*EXERCISE OBJECTIVE*
Rewrite the data as a JSON list of strings, one string per line, starting with the line containing "tab-count-badge: 1: [244, 310, 263, 328]" and running through the line containing "501, 339, 513]", both included. Leave out any blank lines.

*SOURCE MATERIAL*
= = = =
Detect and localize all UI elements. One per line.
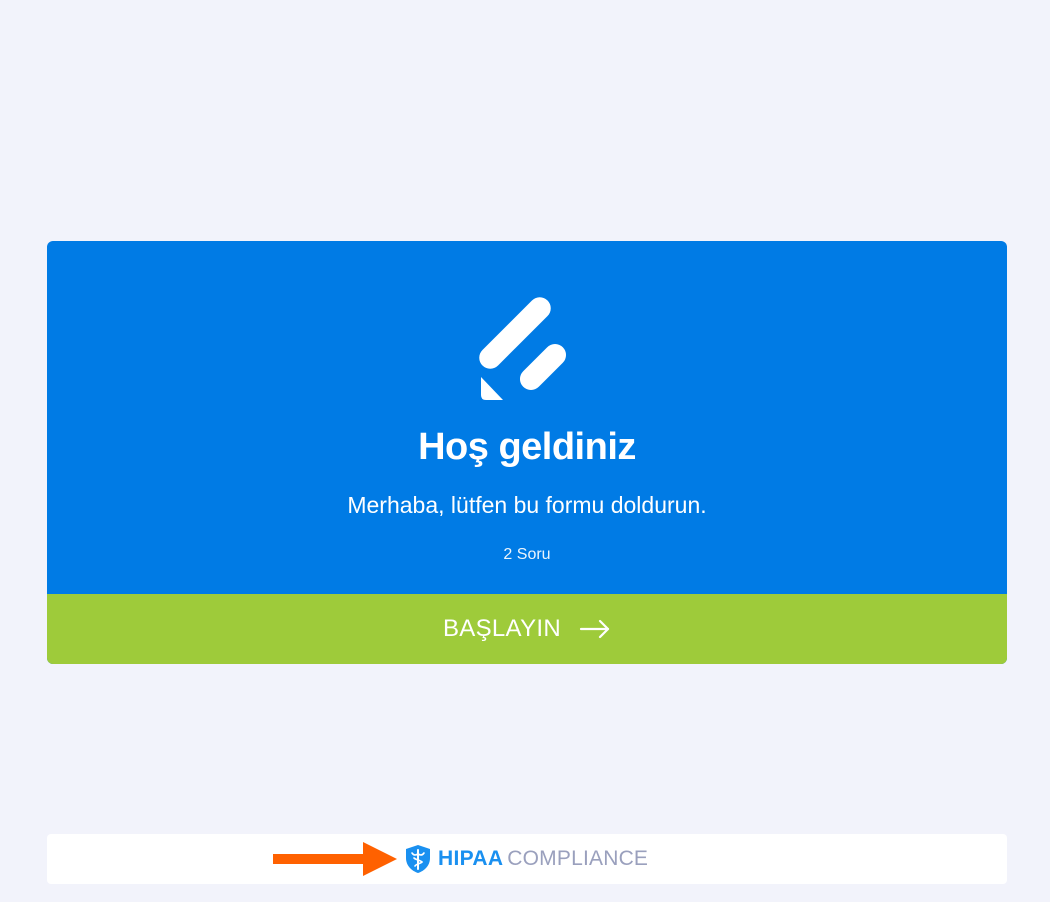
orange-arrow-icon [273,842,397,876]
jotform-logo-icon [479,297,567,400]
welcome-title: Hoş geldiniz [418,426,636,468]
shield-caduceus-icon [406,845,430,873]
welcome-subtitle: Merhaba, lütfen bu formu doldurun. [347,492,707,518]
welcome-card-body: Hoş geldiniz Merhaba, lütfen bu formu do… [47,241,1007,594]
page: Hoş geldiniz Merhaba, lütfen bu formu do… [0,0,1050,902]
start-button-label: BAŞLAYIN [442,615,561,642]
welcome-card: Hoş geldiniz Merhaba, lütfen bu formu do… [47,241,1007,664]
hipaa-light-text: COMPLIANCE [507,847,649,870]
hipaa-strong-text: HIPAA [438,847,504,870]
hipaa-compliance-badge[interactable]: HIPAA COMPLIANCE [404,844,648,874]
hipaa-label: HIPAA COMPLIANCE [438,844,648,874]
arrow-right-icon [579,619,610,639]
hipaa-footer: HIPAA COMPLIANCE [47,834,1007,884]
start-button[interactable]: BAŞLAYIN [47,594,1007,664]
question-count: 2 Soru [503,546,551,563]
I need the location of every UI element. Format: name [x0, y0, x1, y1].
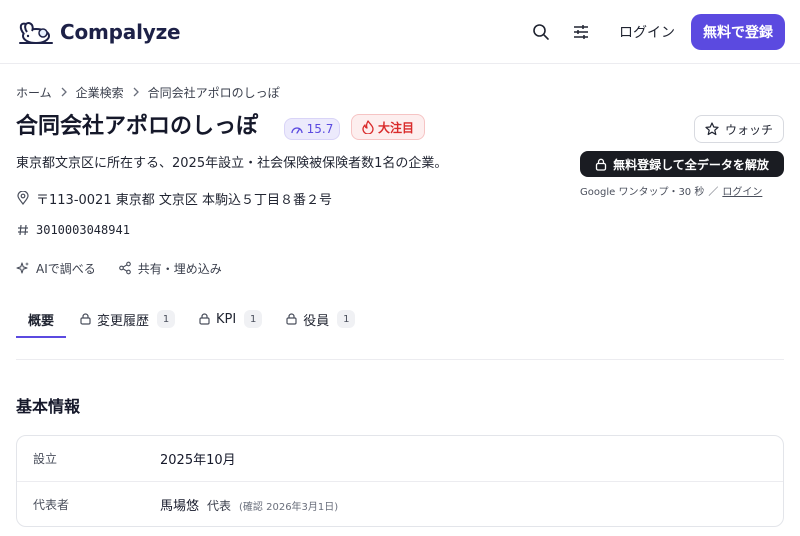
tab-count-badge: 1: [244, 310, 263, 328]
info-row-established: 設立 2025年10月: [17, 436, 783, 481]
page-title: 合同会社アポロのしっぽ: [16, 114, 259, 139]
onetap-text: Google ワンタップ・30 秒: [580, 186, 705, 198]
tab-bar: 概要 変更履歴 1 KPI 1 役員 1: [16, 300, 356, 338]
hot-label: 大注目: [377, 120, 414, 135]
breadcrumb: ホーム 企業検索 合同会社アポロのしっぽ: [16, 83, 280, 101]
breadcrumb-home[interactable]: ホーム: [16, 84, 52, 101]
unlock-data-button[interactable]: 無料登録して全データを解放: [580, 151, 784, 177]
login-link[interactable]: ログイン: [613, 20, 681, 44]
lock-icon: [80, 313, 91, 325]
representative-role: 代表: [207, 498, 232, 513]
tab-kpi[interactable]: KPI 1: [199, 300, 263, 338]
search-icon: [533, 24, 549, 40]
tab-label: 変更履歴: [97, 313, 150, 329]
corporate-number-row: 3010003048941: [16, 221, 130, 239]
address-text: 〒113-0021 東京都 文京区 本駒込５丁目８番２号: [36, 192, 332, 208]
tab-label: 役員: [303, 313, 330, 329]
search-button[interactable]: [529, 20, 553, 44]
share-icon: [118, 261, 131, 275]
representative-confirmed-date: (確認 2026年3月1日): [239, 501, 339, 513]
note-login-link[interactable]: ログイン: [722, 183, 762, 198]
score-badge: 15.7: [284, 118, 340, 140]
breadcrumb-current: 合同会社アポロのしっぽ: [147, 85, 280, 100]
score-value: 15.7: [306, 122, 334, 136]
chevron-right-icon: [60, 87, 68, 97]
share-embed-label: 共有・埋め込み: [137, 261, 222, 276]
ai-research-label: AIで調べる: [36, 261, 96, 276]
corporate-number: 3010003048941: [36, 223, 130, 237]
flame-icon: [362, 120, 374, 134]
unlock-label: 無料登録して全データを解放: [613, 157, 769, 172]
hash-icon: [16, 223, 30, 237]
logo[interactable]: Compalyze: [16, 16, 181, 48]
info-value: 馬場悠 代表 (確認 2026年3月1日): [160, 495, 338, 514]
filter-button[interactable]: [569, 20, 593, 44]
sparkle-icon: [16, 262, 29, 274]
hot-badge: 大注目: [351, 114, 425, 140]
tab-count-badge: 1: [337, 310, 356, 328]
tab-officers[interactable]: 役員 1: [286, 300, 356, 338]
tab-count-badge: 1: [157, 310, 176, 328]
address-row: 〒113-0021 東京都 文京区 本駒込５丁目８番２号: [16, 188, 332, 208]
signup-button[interactable]: 無料で登録: [691, 14, 785, 50]
info-row-representative: 代表者 馬場悠 代表 (確認 2026年3月1日): [17, 481, 783, 526]
gauge-icon: [290, 127, 303, 134]
chevron-right-icon: [132, 87, 140, 97]
basic-info-card: 設立 2025年10月 代表者 馬場悠 代表 (確認 2026年3月1日): [16, 435, 784, 527]
google-onetap-note: Google ワンタップ・30 秒 ／ ログイン: [580, 183, 762, 198]
representative-name: 馬場悠: [160, 498, 200, 514]
tab-change-history[interactable]: 変更履歴 1: [80, 300, 176, 338]
established-value: 2025年10月: [160, 453, 236, 468]
share-embed-button[interactable]: 共有・埋め込み: [118, 260, 222, 277]
top-header: Compalyze ログイン 無料で登録: [0, 0, 800, 64]
star-icon: [705, 122, 719, 136]
logo-text: Compalyze: [60, 20, 181, 44]
info-label: 代表者: [33, 497, 70, 512]
basic-info-title: 基本情報: [16, 397, 81, 416]
actions-row: AIで調べる 共有・埋め込み: [16, 259, 222, 277]
company-description: 東京都文京区に所在する、2025年設立・社会保険被保険者数1名の企業。: [16, 156, 448, 171]
watch-label: ウォッチ: [724, 122, 773, 137]
tab-label: 概要: [28, 313, 55, 329]
ai-research-button[interactable]: AIで調べる: [16, 260, 96, 277]
info-label: 設立: [33, 452, 58, 466]
breadcrumb-search[interactable]: 企業検索: [76, 84, 124, 101]
lock-icon: [199, 313, 210, 325]
lock-icon: [286, 313, 297, 325]
tab-overview[interactable]: 概要: [16, 300, 67, 338]
rabbit-logo-icon: [19, 22, 53, 44]
section-divider: [16, 359, 784, 360]
map-pin-icon: [16, 191, 30, 205]
note-separator: ／: [708, 186, 719, 198]
watch-button[interactable]: ウォッチ: [694, 115, 784, 143]
lock-icon: [596, 158, 607, 171]
sliders-icon: [574, 25, 588, 39]
info-value: 2025年10月: [160, 449, 236, 468]
tab-label: KPI: [216, 311, 237, 327]
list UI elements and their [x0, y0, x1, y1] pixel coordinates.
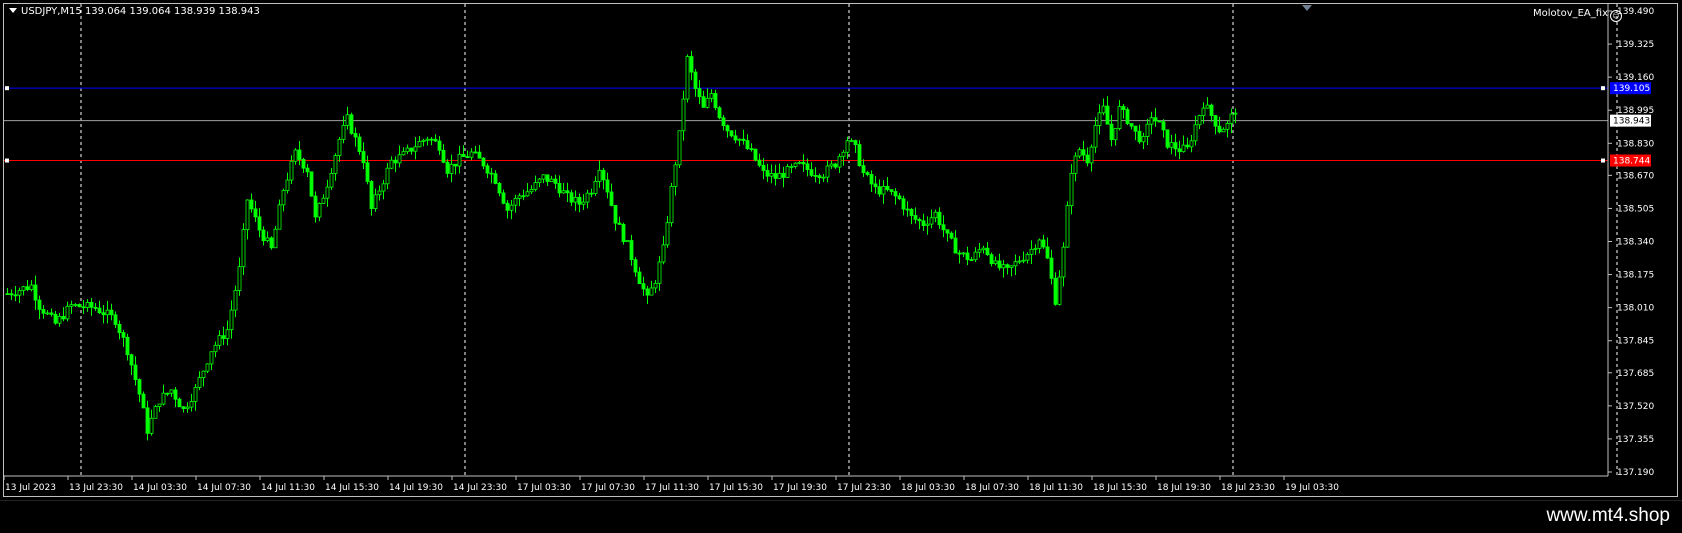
= = = =
*ANSWER IN FULL*
[
  "tab-count-badge: 1: [244, 310, 263, 328]",
  "info-row-established: 設立 2025年10月: [17, 436, 783, 481]",
  "page-title: 合同会社アポロのしっぽ: [16, 114, 259, 139]",
  "onetap-text: Google ワンタップ・30 秒: [580, 186, 705, 198]",
  "tab-bar: 概要 変更履歴 1 KPI 1 役員 1: [16, 300, 356, 338]",
  "hot-label: 大注目: [377, 120, 414, 135]",
  "breadcrumb: ホーム 企業検索 合同会社アポロのしっぽ: [16, 83, 280, 101]",
  "breadcrumb-home[interactable]: ホーム: [16, 84, 52, 101]",
  "unlock-data-button[interactable]: 無料登録して全データを解放: [580, 151, 784, 177]",
  "login-link[interactable]: ログイン: [613, 20, 681, 44]",
  "lock-icon: [80, 313, 91, 325]",
  "representative-role: 代表: [207, 498, 232, 513]",
  "tab-kpi[interactable]: KPI 1: [199, 300, 263, 338]",
  "search-icon: [533, 24, 549, 40]",
  "tab-label: 変更履歴: [97, 313, 150, 329]",
  "corporate-number-row: 3010003048941: [16, 221, 130, 239]",
  "address-text: 〒113-0021 東京都 文京区 本駒込５丁目８番２号: [36, 192, 332, 208]",
  "tab-label: 役員: [303, 313, 330, 329]",
  "search-button[interactable]: [529, 20, 553, 44]",
  "share-icon: [118, 261, 131, 275]",
  "representative-confirmed-date: (確認 2026年3月1日): [239, 501, 339, 513]"
]